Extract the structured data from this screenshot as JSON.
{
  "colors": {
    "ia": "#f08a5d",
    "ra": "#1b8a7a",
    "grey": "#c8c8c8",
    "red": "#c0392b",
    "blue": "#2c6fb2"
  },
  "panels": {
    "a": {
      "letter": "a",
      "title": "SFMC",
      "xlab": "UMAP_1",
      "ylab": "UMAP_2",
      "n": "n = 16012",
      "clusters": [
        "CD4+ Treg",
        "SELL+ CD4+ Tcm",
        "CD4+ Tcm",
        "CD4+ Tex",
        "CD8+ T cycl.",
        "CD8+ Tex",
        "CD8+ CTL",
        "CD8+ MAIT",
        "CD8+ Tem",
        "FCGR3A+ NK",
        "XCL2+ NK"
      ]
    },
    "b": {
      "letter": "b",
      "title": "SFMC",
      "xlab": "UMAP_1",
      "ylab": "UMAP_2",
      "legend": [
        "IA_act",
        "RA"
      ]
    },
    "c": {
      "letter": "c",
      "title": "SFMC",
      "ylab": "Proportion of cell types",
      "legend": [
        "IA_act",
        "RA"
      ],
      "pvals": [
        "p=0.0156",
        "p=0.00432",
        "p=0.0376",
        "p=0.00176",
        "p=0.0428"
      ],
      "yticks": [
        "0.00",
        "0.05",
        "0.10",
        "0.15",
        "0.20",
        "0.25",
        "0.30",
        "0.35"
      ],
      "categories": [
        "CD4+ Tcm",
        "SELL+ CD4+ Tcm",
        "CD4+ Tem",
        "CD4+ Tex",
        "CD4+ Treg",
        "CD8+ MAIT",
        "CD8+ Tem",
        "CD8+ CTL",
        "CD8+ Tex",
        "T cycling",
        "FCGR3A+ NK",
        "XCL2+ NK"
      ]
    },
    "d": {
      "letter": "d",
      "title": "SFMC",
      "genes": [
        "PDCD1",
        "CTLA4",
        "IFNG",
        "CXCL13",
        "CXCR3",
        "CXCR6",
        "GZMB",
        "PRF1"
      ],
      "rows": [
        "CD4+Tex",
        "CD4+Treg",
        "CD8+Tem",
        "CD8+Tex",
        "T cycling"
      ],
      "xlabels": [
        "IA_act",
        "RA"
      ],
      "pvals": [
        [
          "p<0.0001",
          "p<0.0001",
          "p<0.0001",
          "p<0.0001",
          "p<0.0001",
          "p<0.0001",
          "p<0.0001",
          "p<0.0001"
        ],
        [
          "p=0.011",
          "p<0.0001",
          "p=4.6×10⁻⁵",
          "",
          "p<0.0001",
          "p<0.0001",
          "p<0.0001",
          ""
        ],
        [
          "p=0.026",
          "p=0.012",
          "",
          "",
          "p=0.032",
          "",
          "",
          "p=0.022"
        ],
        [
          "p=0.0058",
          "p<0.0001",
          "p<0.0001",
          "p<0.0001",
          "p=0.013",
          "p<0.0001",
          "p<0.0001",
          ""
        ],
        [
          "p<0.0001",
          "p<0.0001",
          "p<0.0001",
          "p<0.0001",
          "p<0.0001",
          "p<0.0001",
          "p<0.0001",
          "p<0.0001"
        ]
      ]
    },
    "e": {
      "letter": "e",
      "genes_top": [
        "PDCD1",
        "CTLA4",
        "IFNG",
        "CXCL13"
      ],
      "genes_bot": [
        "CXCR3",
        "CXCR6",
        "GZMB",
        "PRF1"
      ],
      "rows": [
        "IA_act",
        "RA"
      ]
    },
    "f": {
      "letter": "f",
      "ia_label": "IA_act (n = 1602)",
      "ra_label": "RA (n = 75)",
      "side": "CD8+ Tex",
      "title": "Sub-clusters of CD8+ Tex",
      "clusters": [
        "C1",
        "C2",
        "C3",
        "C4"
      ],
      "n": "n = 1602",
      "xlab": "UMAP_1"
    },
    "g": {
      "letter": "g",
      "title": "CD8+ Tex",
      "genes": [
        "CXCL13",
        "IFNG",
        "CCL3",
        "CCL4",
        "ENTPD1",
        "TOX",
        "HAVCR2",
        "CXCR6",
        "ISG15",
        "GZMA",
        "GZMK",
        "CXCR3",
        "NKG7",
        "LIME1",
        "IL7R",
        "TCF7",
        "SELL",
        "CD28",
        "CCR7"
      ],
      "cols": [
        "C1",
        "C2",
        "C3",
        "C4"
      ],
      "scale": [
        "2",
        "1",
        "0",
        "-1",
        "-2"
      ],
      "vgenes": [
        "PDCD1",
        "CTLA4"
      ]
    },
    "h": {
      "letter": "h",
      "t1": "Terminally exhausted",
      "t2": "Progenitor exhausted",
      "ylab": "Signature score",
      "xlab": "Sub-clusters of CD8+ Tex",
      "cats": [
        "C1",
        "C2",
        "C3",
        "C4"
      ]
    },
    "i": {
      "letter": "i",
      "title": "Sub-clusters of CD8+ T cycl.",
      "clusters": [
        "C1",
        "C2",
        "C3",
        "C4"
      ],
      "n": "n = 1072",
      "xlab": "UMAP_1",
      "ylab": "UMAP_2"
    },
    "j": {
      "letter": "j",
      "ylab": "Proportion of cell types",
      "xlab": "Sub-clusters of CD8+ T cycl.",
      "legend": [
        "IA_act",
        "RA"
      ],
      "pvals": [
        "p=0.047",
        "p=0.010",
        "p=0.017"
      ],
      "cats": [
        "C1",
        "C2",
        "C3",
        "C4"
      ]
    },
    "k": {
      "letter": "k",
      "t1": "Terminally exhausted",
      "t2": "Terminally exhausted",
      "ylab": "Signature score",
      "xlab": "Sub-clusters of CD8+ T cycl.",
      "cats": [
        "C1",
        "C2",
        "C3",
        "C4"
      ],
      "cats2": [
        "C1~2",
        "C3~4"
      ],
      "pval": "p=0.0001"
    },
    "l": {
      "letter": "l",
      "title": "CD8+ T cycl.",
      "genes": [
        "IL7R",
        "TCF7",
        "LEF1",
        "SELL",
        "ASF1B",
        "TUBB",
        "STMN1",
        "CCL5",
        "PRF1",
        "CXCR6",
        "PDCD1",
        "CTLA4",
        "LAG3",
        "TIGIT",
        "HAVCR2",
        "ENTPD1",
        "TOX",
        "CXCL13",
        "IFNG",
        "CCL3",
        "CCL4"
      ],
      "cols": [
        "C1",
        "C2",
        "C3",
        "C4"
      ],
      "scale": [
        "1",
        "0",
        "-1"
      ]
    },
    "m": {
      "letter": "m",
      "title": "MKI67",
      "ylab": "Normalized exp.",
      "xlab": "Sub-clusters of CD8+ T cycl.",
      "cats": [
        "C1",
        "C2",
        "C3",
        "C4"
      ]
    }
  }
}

============================================================

#### [Activity]
Would you restate every record word for word?

#### [Answer for this exercise]
Extract the structured data from this screenshot as JSON.
{
  "colors": {
    "ia": "#f08a5d",
    "ra": "#1b8a7a",
    "grey": "#c8c8c8",
    "red": "#c0392b",
    "blue": "#2c6fb2"
  },
  "panels": {
    "a": {
      "letter": "a",
      "title": "SFMC",
      "xlab": "UMAP_1",
      "ylab": "UMAP_2",
      "n": "n = 16012",
      "clusters": [
        "CD4+ Treg",
        "SELL+ CD4+ Tcm",
        "CD4+ Tcm",
        "CD4+ Tex",
        "CD8+ T cycl.",
        "CD8+ Tex",
        "CD8+ CTL",
        "CD8+ MAIT",
        "CD8+ Tem",
        "FCGR3A+ NK",
        "XCL2+ NK"
      ]
    },
    "b": {
      "letter": "b",
      "title": "SFMC",
      "xlab": "UMAP_1",
      "ylab": "UMAP_2",
      "legend": [
        "IA_act",
        "RA"
      ]
    },
    "c": {
      "letter": "c",
      "title": "SFMC",
      "ylab": "Proportion of cell types",
      "legend": [
        "IA_act",
        "RA"
      ],
      "pvals": [
        "p=0.0156",
        "p=0.00432",
        "p=0.0376",
        "p=0.00176",
        "p=0.0428"
      ],
      "yticks": [
        "0.00",
        "0.05",
        "0.10",
        "0.15",
        "0.20",
        "0.25",
        "0.30",
        "0.35"
      ],
      "categories": [
        "CD4+ Tcm",
        "SELL+ CD4+ Tcm",
        "CD4+ Tem",
        "CD4+ Tex",
        "CD4+ Treg",
        "CD8+ MAIT",
        "CD8+ Tem",
        "CD8+ CTL",
        "CD8+ Tex",
        "T cycling",
        "FCGR3A+ NK",
        "XCL2+ NK"
      ]
    },
    "d": {
      "letter": "d",
      "title": "SFMC",
      "genes": [
        "PDCD1",
        "CTLA4",
        "IFNG",
        "CXCL13",
        "CXCR3",
        "CXCR6",
        "GZMB",
        "PRF1"
      ],
      "rows": [
        "CD4+Tex",
        "CD4+Treg",
        "CD8+Tem",
        "CD8+Tex",
        "T cycling"
      ],
      "xlabels": [
        "IA_act",
        "RA"
      ],
      "pvals": [
        [
          "p<0.0001",
          "p<0.0001",
          "p<0.0001",
          "p<0.0001",
          "p<0.0001",
          "p<0.0001",
          "p<0.0001",
          "p<0.0001"
        ],
        [
          "p=0.011",
          "p<0.0001",
          "p=4.6×10⁻⁵",
          "",
          "p<0.0001",
          "p<0.0001",
          "p<0.0001",
          ""
        ],
        [
          "p=0.026",
          "p=0.012",
          "",
          "",
          "p=0.032",
          "",
          "",
          "p=0.022"
        ],
        [
          "p=0.0058",
          "p<0.0001",
          "p<0.0001",
          "p<0.0001",
          "p=0.013",
          "p<0.0001",
          "p<0.0001",
          ""
        ],
        [
          "p<0.0001",
          "p<0.0001",
          "p<0.0001",
          "p<0.0001",
          "p<0.0001",
          "p<0.0001",
          "p<0.0001",
          "p<0.0001"
        ]
      ]
    },
    "e": {
      "letter": "e",
      "genes_top": [
        "PDCD1",
        "CTLA4",
        "IFNG",
        "CXCL13"
      ],
      "genes_bot": [
        "CXCR3",
        "CXCR6",
        "GZMB",
        "PRF1"
      ],
      "rows": [
        "IA_act",
        "RA"
      ]
    },
    "f": {
      "letter": "f",
      "ia_label": "IA_act (n = 1602)",
      "ra_label": "RA (n = 75)",
      "side": "CD8+ Tex",
      "title": "Sub-clusters of CD8+ Tex",
      "clusters": [
        "C1",
        "C2",
        "C3",
        "C4"
      ],
      "n": "n = 1602",
      "xlab": "UMAP_1"
    },
    "g": {
      "letter": "g",
      "title": "CD8+ Tex",
      "genes": [
        "CXCL13",
        "IFNG",
        "CCL3",
        "CCL4",
        "ENTPD1",
        "TOX",
        "HAVCR2",
        "CXCR6",
        "ISG15",
        "GZMA",
        "GZMK",
        "CXCR3",
        "NKG7",
        "LIME1",
        "IL7R",
        "TCF7",
        "SELL",
        "CD28",
        "CCR7"
      ],
      "cols": [
        "C1",
        "C2",
        "C3",
        "C4"
      ],
      "scale": [
        "2",
        "1",
        "0",
        "-1",
        "-2"
      ],
      "vgenes": [
        "PDCD1",
        "CTLA4"
      ]
    },
    "h": {
      "letter": "h",
      "t1": "Terminally exhausted",
      "t2": "Progenitor exhausted",
      "ylab": "Signature score",
      "xlab": "Sub-clusters of CD8+ Tex",
      "cats": [
        "C1",
        "C2",
        "C3",
        "C4"
      ]
    },
    "i": {
      "letter": "i",
      "title": "Sub-clusters of CD8+ T cycl.",
      "clusters": [
        "C1",
        "C2",
        "C3",
        "C4"
      ],
      "n": "n = 1072",
      "xlab": "UMAP_1",
      "ylab": "UMAP_2"
    },
    "j": {
      "letter": "j",
      "ylab": "Proportion of cell types",
      "xlab": "Sub-clusters of CD8+ T cycl.",
      "legend": [
        "IA_act",
        "RA"
      ],
      "pvals": [
        "p=0.047",
        "p=0.010",
        "p=0.017"
      ],
      "cats": [
        "C1",
        "C2",
        "C3",
        "C4"
      ]
    },
    "k": {
      "letter": "k",
      "t1": "Terminally exhausted",
      "t2": "Terminally exhausted",
      "ylab": "Signature score",
      "xlab": "Sub-clusters of CD8+ T cycl.",
      "cats": [
        "C1",
        "C2",
        "C3",
        "C4"
      ],
      "cats2": [
        "C1~2",
        "C3~4"
      ],
      "pval": "p=0.0001"
    },
    "l": {
      "letter": "l",
      "title": "CD8+ T cycl.",
      "genes": [
        "IL7R",
        "TCF7",
        "LEF1",
        "SELL",
        "ASF1B",
        "TUBB",
        "STMN1",
        "CCL5",
        "PRF1",
        "CXCR6",
        "PDCD1",
        "CTLA4",
        "LAG3",
        "TIGIT",
        "HAVCR2",
        "ENTPD1",
        "TOX",
        "CXCL13",
        "IFNG",
        "CCL3",
        "CCL4"
      ],
      "cols": [
        "C1",
        "C2",
        "C3",
        "C4"
      ],
      "scale": [
        "1",
        "0",
        "-1"
      ]
    },
    "m": {
      "letter": "m",
      "title": "MKI67",
      "ylab": "Normalized exp.",
      "xlab": "Sub-clusters of CD8+ T cycl.",
      "cats": [
        "C1",
        "C2",
        "C3",
        "C4"
      ]
    }
  }
}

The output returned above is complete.